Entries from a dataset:
* Start *

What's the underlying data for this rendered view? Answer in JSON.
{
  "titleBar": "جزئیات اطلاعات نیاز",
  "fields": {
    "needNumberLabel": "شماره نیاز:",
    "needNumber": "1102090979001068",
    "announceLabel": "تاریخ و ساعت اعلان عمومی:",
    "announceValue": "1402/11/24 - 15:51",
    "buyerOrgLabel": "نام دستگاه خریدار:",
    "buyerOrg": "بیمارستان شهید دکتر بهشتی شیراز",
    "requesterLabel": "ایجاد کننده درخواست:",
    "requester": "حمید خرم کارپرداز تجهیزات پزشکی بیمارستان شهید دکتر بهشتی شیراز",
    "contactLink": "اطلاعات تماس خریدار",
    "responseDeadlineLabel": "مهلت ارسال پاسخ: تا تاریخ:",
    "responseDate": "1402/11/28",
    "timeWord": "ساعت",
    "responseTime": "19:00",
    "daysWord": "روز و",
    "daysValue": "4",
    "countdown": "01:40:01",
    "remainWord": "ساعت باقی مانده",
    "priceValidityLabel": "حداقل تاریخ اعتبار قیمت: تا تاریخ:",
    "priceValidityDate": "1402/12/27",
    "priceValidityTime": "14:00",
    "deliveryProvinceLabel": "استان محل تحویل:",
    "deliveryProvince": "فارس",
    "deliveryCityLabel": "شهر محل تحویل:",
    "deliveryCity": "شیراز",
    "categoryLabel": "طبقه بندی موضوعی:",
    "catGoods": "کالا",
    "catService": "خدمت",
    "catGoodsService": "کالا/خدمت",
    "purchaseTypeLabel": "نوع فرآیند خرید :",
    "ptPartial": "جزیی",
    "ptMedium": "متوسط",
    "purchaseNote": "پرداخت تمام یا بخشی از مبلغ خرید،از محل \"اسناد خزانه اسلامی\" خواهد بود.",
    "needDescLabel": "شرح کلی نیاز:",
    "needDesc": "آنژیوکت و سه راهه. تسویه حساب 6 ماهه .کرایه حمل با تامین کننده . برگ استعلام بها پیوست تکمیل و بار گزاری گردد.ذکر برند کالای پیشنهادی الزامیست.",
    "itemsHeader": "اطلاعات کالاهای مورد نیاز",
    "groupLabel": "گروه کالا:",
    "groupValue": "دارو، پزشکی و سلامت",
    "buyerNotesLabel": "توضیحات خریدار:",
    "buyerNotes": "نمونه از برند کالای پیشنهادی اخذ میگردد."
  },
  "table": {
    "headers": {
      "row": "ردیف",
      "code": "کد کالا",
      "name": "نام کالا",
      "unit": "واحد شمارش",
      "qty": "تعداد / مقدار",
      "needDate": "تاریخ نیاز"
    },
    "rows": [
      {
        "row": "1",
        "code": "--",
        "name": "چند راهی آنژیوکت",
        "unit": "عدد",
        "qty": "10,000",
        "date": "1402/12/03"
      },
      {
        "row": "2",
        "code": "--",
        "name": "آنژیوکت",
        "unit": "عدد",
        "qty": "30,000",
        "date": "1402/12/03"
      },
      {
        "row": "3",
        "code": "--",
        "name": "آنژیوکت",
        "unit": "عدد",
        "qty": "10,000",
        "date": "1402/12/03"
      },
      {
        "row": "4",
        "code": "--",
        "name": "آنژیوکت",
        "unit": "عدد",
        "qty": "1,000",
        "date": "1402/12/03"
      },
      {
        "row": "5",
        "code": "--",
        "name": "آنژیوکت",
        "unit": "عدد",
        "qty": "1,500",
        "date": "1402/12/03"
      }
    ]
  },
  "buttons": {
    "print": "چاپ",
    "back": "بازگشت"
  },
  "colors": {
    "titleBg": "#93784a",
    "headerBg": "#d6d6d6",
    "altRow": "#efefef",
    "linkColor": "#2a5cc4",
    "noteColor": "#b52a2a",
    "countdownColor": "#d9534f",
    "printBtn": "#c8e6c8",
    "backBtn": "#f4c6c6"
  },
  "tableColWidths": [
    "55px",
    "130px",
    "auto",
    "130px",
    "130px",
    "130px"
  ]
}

* End *

Which lines include "پزشکی"? Copy each of them out.

CORRECT ANSWER:
    "requester": "حمید خرم کارپرداز تجهیزات پزشکی بیمارستان شهید دکتر بهشتی شیراز",
    "groupValue": "دارو، پزشکی و سلامت",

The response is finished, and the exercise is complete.